### Directions:
Reproduce verbatim every line of the listing from its first line through the line that contains "title-line-1: PROGRAMME 1: DEVELOPMENT", including both of those lines.

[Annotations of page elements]
## BEGIN
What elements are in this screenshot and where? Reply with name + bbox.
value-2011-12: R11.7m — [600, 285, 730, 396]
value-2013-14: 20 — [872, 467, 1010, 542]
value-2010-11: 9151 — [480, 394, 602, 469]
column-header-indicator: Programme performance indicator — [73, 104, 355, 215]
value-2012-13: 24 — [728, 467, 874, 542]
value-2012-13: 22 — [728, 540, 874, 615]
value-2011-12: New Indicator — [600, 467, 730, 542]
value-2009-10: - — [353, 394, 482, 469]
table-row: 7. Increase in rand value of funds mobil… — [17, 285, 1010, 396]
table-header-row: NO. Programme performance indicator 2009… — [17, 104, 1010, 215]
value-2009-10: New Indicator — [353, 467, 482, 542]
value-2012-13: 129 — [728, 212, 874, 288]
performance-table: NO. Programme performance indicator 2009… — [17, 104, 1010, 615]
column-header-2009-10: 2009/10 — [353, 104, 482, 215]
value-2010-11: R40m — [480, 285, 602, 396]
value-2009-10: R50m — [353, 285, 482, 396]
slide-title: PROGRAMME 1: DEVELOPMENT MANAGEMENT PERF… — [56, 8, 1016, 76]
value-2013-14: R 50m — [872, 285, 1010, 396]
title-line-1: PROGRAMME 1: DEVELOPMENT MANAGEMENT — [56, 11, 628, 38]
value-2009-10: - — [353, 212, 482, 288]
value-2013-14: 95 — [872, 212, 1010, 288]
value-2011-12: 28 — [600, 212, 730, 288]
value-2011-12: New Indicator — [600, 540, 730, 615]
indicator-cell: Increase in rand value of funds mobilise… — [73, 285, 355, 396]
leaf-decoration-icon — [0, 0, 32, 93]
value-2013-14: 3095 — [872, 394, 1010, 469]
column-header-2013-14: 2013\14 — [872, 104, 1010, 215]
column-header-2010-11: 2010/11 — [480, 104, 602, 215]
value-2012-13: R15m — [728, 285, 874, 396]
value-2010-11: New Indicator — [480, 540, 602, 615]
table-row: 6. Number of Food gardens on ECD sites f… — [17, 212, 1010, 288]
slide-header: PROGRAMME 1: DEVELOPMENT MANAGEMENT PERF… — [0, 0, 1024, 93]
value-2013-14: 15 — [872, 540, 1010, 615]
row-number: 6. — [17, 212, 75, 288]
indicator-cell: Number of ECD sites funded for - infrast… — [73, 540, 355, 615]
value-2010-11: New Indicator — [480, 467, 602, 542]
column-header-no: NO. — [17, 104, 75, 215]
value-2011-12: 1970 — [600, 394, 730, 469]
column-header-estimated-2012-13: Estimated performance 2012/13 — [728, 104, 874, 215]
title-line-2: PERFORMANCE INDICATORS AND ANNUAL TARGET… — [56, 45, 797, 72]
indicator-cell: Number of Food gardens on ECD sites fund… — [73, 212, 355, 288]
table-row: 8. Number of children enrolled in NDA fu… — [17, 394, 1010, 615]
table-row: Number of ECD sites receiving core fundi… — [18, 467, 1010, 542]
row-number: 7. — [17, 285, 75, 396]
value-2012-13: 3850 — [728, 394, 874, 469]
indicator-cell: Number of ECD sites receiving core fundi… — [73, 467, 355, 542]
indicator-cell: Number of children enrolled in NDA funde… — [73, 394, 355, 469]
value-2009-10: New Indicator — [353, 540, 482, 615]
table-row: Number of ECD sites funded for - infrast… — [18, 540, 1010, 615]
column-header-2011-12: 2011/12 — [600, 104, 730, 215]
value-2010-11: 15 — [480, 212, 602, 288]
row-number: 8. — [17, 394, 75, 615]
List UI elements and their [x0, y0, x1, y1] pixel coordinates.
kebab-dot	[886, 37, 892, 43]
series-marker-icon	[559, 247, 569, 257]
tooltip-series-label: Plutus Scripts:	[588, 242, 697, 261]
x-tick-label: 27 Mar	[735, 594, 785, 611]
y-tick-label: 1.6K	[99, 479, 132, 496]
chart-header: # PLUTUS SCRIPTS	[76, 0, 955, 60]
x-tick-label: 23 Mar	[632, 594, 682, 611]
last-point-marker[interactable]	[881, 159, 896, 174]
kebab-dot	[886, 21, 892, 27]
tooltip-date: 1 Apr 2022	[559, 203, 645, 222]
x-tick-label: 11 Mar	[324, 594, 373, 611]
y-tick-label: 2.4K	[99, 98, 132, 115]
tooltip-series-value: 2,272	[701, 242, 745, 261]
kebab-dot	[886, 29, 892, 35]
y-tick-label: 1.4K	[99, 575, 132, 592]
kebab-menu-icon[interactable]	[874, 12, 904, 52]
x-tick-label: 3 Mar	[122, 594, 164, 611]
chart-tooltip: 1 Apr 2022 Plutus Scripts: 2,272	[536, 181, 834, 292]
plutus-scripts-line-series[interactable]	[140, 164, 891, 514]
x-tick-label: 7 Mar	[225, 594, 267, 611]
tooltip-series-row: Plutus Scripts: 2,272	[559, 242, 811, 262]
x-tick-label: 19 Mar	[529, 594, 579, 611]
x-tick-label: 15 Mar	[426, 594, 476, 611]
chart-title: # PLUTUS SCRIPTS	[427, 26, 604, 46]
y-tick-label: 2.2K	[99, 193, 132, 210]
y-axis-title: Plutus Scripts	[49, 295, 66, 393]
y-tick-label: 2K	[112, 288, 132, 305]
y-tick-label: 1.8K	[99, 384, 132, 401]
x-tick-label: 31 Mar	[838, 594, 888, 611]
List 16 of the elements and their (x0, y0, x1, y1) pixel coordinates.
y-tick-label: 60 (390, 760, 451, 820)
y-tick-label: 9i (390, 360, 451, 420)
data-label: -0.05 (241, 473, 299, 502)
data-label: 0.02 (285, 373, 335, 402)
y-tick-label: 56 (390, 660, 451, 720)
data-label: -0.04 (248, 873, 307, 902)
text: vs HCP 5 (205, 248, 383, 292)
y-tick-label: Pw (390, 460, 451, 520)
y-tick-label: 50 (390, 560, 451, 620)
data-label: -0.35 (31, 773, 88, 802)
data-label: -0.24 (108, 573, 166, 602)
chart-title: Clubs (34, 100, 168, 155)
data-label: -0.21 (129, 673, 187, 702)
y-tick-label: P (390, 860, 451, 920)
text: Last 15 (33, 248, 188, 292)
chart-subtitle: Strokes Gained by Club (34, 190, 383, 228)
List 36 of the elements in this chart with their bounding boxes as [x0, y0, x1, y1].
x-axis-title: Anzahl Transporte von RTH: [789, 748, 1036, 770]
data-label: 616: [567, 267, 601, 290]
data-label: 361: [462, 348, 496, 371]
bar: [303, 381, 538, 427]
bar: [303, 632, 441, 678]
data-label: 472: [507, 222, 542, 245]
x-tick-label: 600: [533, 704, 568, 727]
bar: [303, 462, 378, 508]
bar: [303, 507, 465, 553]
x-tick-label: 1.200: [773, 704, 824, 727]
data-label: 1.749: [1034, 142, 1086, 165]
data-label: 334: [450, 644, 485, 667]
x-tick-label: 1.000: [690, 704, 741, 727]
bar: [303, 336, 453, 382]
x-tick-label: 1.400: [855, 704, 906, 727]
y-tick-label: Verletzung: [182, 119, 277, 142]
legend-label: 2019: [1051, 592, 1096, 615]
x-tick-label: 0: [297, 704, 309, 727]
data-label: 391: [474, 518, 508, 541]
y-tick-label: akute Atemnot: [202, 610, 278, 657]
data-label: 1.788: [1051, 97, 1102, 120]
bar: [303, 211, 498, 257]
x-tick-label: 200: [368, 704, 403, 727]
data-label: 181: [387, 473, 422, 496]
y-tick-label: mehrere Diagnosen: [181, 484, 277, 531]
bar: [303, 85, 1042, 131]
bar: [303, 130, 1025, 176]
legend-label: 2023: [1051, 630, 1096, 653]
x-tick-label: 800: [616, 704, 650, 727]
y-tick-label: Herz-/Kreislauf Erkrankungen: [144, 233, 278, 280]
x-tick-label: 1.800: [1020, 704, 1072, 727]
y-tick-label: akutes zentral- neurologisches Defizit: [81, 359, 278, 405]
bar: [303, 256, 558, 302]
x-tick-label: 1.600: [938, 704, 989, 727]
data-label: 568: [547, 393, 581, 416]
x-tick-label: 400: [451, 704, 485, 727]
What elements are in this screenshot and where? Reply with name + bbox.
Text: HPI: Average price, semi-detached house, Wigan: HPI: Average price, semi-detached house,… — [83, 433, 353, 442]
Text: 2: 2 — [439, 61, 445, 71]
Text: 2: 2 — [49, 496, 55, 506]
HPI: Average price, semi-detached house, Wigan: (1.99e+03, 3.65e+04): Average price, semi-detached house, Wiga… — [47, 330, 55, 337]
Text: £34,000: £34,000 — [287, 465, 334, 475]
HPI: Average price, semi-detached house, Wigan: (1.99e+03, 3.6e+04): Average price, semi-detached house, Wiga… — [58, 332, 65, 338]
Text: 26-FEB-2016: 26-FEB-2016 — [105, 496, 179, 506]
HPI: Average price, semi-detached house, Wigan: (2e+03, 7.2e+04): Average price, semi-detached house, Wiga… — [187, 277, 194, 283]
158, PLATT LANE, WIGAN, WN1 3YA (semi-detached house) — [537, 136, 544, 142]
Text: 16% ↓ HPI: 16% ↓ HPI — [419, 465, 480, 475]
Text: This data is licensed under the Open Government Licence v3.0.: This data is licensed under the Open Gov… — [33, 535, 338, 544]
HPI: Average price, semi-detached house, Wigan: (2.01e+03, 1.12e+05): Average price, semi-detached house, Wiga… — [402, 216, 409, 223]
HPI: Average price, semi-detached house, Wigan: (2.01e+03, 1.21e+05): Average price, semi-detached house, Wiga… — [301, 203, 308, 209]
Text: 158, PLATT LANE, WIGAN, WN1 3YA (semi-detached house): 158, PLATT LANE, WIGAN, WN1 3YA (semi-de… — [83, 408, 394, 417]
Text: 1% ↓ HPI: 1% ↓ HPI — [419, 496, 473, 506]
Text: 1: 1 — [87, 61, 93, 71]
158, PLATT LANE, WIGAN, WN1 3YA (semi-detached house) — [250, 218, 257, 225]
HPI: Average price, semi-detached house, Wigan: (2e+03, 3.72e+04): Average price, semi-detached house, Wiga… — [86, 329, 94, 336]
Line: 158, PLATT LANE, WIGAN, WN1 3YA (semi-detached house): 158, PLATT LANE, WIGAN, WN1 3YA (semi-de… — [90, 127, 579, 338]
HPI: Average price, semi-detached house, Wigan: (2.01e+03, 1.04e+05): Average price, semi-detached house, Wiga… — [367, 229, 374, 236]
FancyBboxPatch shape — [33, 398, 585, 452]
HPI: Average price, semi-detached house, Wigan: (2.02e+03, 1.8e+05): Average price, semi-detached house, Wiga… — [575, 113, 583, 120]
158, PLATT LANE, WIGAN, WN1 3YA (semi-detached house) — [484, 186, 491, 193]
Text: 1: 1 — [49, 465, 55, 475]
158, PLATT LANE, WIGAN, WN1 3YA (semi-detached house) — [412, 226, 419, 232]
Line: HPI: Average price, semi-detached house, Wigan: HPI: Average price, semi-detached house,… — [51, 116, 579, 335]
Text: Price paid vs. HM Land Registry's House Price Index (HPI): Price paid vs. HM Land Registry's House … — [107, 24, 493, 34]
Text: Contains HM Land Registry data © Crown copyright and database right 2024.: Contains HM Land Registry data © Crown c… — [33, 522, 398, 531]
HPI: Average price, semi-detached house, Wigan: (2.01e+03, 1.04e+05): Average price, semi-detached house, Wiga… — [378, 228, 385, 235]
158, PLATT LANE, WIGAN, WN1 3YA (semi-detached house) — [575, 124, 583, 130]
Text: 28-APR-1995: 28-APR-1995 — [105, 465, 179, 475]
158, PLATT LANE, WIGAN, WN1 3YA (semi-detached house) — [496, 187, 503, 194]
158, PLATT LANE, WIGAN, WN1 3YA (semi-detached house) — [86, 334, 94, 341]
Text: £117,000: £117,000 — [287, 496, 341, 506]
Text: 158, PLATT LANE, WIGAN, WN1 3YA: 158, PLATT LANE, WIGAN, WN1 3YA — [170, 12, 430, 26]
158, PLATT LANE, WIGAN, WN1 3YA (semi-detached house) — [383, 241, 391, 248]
## END
### Task solution:
What elements are in this screenshot and where? Reply with name + bbox.
value-2011-12: R11.7m — [600, 285, 730, 396]
value-2013-14: 20 — [872, 467, 1010, 542]
value-2010-11: 9151 — [480, 394, 602, 469]
column-header-indicator: Programme performance indicator — [73, 104, 355, 215]
value-2012-13: 24 — [728, 467, 874, 542]
value-2012-13: 22 — [728, 540, 874, 615]
value-2011-12: New Indicator — [600, 467, 730, 542]
value-2009-10: - — [353, 394, 482, 469]
table-row: 7. Increase in rand value of funds mobil… — [17, 285, 1010, 396]
table-header-row: NO. Programme performance indicator 2009… — [17, 104, 1010, 215]
value-2009-10: New Indicator — [353, 467, 482, 542]
value-2012-13: 129 — [728, 212, 874, 288]
performance-table: NO. Programme performance indicator 2009… — [17, 104, 1010, 615]
column-header-2009-10: 2009/10 — [353, 104, 482, 215]
value-2010-11: R40m — [480, 285, 602, 396]
value-2009-10: R50m — [353, 285, 482, 396]
slide-title: PROGRAMME 1: DEVELOPMENT MANAGEMENT PERF… — [56, 8, 1016, 76]
value-2013-14: R 50m — [872, 285, 1010, 396]
title-line-1: PROGRAMME 1: DEVELOPMENT MANAGEMENT — [56, 11, 628, 38]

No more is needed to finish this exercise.